## Begin PROVIDED INFORMATION

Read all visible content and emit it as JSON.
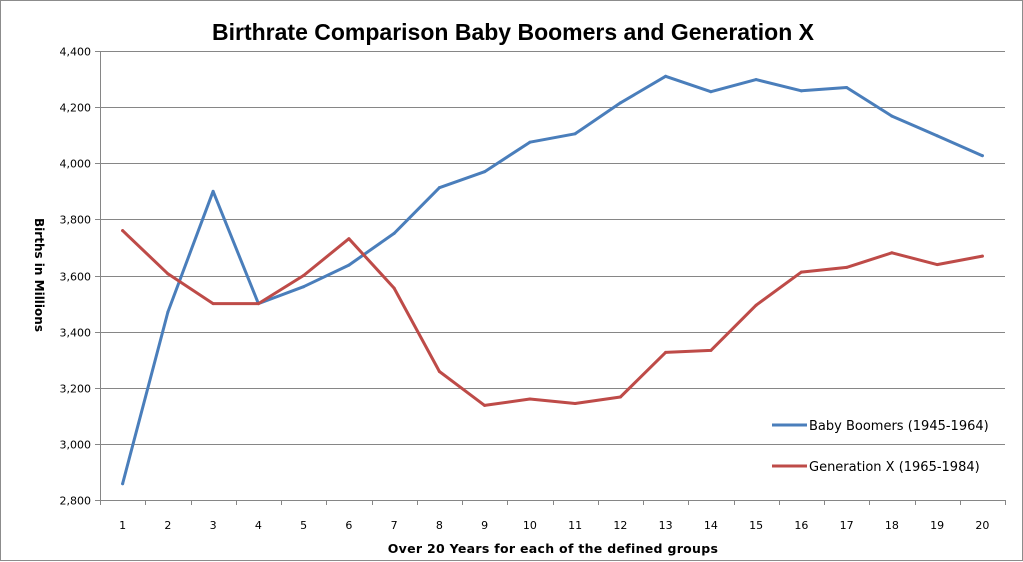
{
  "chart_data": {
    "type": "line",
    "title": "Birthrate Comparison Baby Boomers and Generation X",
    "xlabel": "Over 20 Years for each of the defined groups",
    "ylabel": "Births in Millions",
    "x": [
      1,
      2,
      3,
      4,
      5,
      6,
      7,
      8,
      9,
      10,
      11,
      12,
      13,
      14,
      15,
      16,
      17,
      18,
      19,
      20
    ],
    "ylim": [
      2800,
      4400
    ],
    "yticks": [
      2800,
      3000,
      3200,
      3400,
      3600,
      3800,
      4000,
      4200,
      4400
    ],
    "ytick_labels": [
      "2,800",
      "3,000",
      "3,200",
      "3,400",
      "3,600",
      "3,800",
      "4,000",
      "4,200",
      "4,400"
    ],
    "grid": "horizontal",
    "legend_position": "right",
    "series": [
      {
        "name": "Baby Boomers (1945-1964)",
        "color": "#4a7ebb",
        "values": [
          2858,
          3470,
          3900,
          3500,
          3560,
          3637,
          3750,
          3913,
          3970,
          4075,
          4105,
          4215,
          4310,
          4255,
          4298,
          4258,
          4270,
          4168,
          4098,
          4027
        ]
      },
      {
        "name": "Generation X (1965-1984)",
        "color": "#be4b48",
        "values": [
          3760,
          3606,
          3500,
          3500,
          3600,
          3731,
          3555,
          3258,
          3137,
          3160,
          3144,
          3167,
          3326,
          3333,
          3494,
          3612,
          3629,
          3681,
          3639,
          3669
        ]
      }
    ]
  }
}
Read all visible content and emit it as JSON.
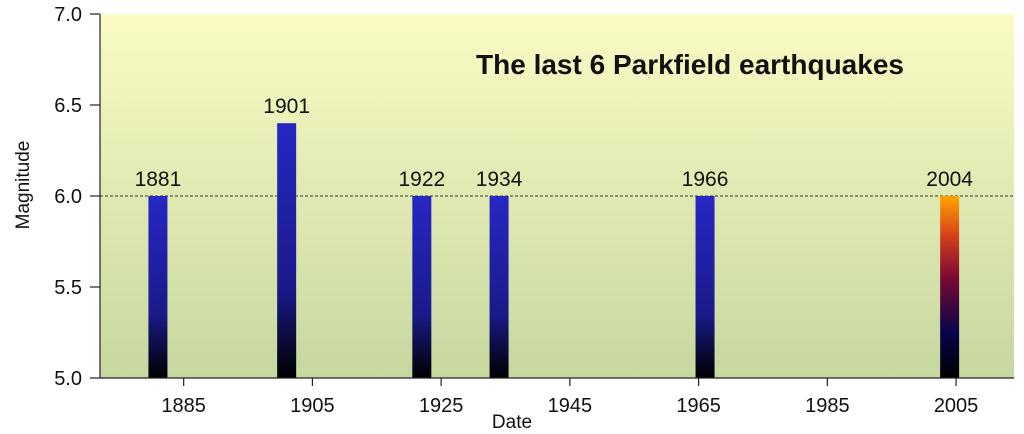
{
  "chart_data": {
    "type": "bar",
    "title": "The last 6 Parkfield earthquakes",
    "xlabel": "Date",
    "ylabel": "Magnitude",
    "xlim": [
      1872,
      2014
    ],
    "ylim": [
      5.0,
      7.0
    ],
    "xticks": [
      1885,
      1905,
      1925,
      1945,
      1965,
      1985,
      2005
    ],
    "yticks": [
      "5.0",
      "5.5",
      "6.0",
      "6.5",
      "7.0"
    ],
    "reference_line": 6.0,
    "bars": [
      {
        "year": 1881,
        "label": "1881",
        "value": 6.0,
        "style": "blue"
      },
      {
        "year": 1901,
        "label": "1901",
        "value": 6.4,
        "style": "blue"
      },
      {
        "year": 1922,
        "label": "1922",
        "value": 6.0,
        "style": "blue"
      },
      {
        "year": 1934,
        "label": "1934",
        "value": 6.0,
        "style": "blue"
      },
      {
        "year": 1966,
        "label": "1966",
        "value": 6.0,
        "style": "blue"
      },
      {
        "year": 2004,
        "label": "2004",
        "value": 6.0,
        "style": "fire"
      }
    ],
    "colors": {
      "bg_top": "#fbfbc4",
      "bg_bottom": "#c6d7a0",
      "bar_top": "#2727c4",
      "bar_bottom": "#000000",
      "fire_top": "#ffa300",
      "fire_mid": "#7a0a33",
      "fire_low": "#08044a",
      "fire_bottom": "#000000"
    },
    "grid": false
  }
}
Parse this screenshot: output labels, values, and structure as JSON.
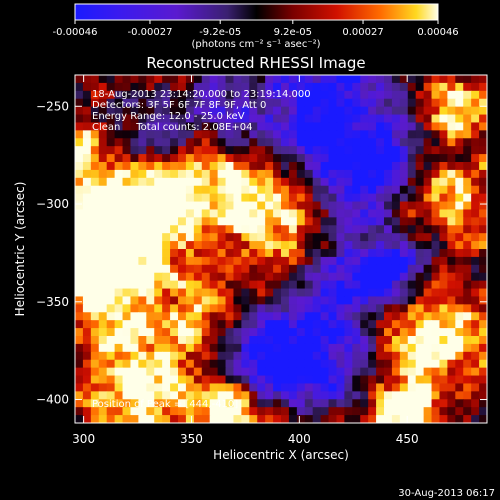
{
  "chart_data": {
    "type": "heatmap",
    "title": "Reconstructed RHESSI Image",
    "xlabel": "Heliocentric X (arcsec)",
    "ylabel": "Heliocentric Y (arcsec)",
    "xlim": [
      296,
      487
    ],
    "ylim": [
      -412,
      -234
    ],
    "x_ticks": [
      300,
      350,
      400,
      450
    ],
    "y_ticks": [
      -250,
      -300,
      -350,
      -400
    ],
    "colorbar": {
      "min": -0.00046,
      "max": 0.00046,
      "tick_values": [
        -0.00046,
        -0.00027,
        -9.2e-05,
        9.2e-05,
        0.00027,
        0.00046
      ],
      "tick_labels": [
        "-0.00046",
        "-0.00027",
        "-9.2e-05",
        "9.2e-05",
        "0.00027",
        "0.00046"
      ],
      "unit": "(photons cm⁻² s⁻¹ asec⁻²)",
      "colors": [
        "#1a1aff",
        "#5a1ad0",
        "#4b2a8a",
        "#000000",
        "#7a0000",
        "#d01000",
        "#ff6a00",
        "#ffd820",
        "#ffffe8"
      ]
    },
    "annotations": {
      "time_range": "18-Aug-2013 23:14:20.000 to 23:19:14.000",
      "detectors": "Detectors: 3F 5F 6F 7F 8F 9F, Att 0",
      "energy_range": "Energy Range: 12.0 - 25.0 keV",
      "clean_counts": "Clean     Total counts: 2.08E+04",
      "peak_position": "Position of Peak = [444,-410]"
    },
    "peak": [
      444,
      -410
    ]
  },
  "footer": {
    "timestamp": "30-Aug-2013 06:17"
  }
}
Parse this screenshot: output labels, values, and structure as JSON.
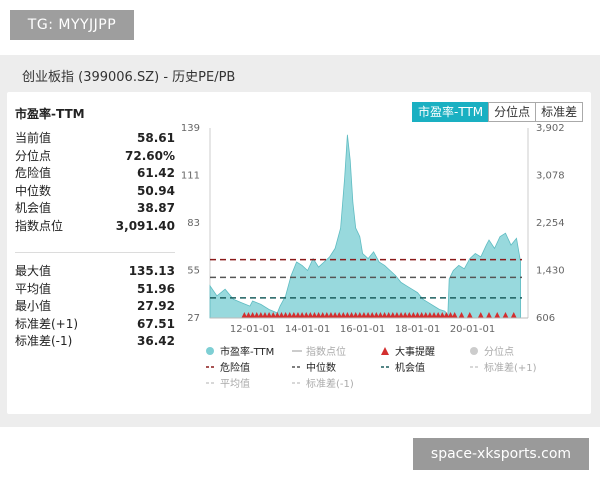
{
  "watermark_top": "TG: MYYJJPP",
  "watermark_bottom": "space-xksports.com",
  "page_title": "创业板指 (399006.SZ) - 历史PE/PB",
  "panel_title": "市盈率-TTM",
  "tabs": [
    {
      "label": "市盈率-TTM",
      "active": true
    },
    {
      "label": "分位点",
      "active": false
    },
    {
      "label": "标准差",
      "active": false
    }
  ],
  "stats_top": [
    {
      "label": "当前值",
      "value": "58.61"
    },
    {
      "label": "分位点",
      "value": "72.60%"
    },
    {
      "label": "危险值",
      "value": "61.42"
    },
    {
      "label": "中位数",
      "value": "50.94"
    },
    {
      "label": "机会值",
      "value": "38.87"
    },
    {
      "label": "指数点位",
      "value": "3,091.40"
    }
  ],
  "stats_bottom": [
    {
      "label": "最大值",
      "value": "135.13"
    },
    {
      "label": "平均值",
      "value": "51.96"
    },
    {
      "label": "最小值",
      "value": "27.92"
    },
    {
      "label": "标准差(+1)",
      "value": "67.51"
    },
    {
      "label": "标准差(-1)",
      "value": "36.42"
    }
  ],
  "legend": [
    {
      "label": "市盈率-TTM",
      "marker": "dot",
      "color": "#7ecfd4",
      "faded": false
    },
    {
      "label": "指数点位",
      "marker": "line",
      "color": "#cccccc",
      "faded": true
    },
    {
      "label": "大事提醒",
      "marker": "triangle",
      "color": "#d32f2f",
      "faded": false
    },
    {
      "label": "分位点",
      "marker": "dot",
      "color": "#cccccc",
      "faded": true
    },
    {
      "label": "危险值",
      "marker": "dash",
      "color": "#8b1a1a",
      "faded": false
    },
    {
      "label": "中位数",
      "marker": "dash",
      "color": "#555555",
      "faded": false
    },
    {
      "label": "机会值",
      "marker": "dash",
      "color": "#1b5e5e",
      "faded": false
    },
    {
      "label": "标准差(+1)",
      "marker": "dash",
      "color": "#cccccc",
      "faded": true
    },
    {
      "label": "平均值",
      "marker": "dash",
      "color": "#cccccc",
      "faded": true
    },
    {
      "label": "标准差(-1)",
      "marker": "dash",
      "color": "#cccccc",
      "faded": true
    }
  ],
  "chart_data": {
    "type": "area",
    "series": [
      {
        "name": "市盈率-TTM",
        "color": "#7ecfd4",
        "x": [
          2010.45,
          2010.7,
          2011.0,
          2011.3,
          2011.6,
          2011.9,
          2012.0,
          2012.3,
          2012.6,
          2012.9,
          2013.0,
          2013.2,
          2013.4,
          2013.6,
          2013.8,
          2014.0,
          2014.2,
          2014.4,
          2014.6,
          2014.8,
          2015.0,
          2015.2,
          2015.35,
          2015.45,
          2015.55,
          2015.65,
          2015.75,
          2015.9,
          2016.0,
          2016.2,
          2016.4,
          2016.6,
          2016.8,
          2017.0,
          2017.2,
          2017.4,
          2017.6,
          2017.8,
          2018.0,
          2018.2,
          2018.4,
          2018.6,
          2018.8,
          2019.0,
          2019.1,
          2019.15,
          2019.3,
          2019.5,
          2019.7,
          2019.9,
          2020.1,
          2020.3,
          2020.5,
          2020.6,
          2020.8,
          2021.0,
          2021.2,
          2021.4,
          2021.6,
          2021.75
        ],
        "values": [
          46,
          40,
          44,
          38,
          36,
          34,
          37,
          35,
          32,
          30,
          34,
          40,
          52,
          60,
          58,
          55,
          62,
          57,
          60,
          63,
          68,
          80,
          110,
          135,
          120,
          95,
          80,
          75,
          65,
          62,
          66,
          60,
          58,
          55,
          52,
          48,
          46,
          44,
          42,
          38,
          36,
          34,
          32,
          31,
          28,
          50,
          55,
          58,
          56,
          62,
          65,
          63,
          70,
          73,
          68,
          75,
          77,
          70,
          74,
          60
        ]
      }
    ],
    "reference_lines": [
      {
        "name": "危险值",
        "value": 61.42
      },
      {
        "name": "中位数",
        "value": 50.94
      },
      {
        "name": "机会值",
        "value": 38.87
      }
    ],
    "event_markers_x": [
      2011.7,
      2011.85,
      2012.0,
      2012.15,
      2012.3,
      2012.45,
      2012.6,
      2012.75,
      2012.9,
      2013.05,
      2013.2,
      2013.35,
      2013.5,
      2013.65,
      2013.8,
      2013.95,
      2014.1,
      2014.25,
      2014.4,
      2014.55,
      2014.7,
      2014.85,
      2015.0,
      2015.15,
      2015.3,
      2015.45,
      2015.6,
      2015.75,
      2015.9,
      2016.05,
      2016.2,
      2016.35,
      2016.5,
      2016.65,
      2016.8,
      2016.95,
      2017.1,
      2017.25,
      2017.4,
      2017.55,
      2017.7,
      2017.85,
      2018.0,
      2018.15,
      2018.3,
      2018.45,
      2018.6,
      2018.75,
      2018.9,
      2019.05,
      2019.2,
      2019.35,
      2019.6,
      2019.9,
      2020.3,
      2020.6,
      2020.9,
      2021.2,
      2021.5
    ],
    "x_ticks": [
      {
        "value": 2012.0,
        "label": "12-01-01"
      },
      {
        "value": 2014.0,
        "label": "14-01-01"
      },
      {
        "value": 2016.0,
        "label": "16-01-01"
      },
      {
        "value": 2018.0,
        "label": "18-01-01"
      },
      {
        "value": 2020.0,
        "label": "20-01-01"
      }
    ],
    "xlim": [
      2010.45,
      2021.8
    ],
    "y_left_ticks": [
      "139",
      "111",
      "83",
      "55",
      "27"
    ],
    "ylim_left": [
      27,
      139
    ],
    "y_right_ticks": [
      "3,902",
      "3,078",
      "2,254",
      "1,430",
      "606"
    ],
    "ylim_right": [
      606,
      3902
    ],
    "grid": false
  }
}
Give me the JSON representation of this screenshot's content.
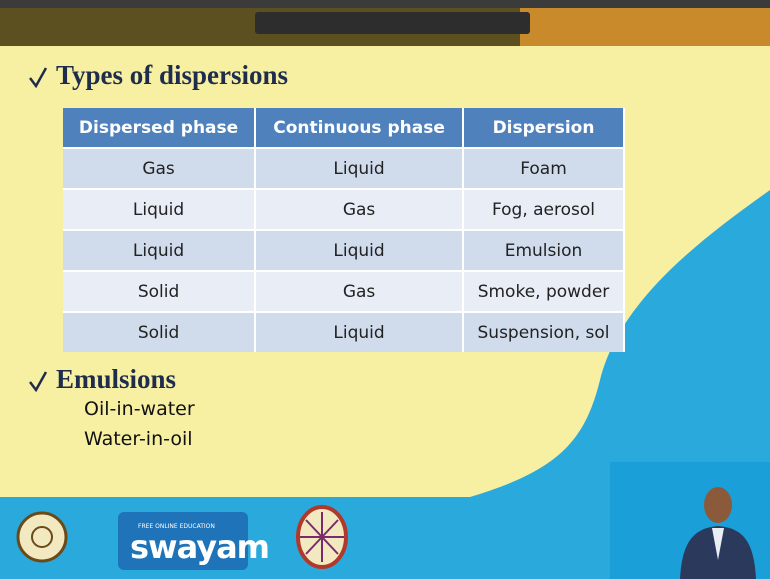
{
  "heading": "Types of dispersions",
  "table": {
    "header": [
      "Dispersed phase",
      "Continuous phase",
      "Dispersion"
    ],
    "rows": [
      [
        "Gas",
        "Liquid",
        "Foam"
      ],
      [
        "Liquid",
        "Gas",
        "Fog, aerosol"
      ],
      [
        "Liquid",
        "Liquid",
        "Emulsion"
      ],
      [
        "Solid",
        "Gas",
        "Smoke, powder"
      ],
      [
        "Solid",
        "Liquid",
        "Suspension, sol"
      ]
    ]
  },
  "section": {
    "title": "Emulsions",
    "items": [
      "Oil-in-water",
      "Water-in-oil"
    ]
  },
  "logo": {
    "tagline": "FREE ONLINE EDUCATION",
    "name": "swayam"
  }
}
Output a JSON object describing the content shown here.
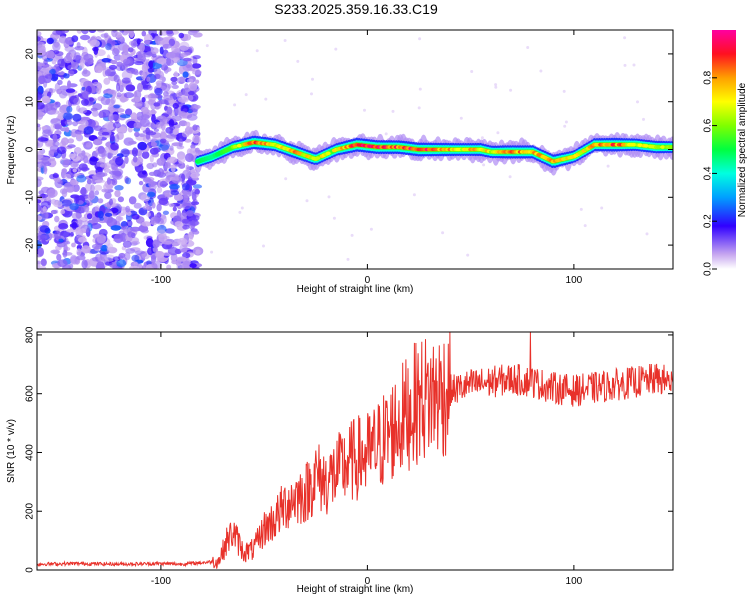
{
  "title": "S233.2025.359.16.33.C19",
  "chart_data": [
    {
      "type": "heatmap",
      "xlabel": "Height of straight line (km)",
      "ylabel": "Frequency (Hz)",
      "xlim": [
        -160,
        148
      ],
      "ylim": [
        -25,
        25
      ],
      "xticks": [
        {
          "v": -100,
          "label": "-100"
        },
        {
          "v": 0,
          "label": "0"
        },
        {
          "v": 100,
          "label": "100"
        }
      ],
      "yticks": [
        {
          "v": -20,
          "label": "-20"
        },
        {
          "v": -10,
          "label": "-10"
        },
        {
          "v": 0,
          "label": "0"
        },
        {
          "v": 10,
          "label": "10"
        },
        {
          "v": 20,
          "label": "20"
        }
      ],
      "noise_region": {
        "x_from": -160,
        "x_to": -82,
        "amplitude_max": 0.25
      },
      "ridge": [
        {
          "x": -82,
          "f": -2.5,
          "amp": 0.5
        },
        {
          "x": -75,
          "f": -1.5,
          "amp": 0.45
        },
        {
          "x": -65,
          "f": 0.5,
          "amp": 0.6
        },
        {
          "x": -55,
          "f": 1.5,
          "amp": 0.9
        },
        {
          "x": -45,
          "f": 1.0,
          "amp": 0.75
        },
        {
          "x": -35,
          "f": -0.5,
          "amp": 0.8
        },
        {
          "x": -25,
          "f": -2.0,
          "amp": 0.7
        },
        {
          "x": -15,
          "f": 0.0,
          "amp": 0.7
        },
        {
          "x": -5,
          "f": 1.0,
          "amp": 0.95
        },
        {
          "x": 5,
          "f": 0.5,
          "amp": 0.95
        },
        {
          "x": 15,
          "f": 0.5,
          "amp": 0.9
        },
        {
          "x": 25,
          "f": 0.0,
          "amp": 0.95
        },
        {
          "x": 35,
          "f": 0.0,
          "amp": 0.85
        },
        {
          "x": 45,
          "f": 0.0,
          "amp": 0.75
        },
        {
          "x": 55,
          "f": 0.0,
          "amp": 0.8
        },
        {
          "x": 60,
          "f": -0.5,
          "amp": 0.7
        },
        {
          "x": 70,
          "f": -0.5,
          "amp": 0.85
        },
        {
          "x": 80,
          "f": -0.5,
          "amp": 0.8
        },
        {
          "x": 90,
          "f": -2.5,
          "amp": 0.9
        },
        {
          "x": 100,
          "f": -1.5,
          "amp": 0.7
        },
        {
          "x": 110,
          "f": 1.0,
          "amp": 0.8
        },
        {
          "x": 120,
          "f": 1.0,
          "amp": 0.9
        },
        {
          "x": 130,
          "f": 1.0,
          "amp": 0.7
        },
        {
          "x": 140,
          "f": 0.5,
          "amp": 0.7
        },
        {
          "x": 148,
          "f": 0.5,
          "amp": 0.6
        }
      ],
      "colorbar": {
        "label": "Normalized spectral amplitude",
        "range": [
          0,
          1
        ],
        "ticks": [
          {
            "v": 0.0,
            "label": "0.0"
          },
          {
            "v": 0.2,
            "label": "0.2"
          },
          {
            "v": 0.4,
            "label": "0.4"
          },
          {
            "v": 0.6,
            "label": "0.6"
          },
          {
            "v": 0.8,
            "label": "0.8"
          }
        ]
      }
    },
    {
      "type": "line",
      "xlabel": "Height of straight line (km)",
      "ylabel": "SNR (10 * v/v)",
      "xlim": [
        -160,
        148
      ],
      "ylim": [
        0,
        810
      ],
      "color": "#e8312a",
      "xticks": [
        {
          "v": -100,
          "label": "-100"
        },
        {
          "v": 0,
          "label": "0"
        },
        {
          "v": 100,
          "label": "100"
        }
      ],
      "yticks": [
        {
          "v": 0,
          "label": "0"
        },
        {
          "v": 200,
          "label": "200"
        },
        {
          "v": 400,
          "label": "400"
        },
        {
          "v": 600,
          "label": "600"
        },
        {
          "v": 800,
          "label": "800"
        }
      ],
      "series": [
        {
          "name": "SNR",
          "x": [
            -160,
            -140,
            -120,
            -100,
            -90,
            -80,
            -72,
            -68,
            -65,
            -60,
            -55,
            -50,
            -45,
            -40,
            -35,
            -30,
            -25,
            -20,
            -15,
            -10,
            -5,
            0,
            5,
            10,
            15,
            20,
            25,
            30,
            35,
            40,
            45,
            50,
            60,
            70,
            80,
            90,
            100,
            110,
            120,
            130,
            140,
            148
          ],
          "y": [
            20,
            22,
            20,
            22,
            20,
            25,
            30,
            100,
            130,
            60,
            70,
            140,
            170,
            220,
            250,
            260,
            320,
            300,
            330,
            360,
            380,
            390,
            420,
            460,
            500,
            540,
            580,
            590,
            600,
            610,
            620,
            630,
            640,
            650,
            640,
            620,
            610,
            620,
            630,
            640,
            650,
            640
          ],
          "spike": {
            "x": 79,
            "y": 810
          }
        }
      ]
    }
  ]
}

## End PROVIDED INFORMATION

• TASK
Copy out every line holding the string "Heliocentric".

• THE REPLY
    "xlabel": "Heliocentric X (arcsec)",
    "ylabel": "Heliocentric Y (arcsec)",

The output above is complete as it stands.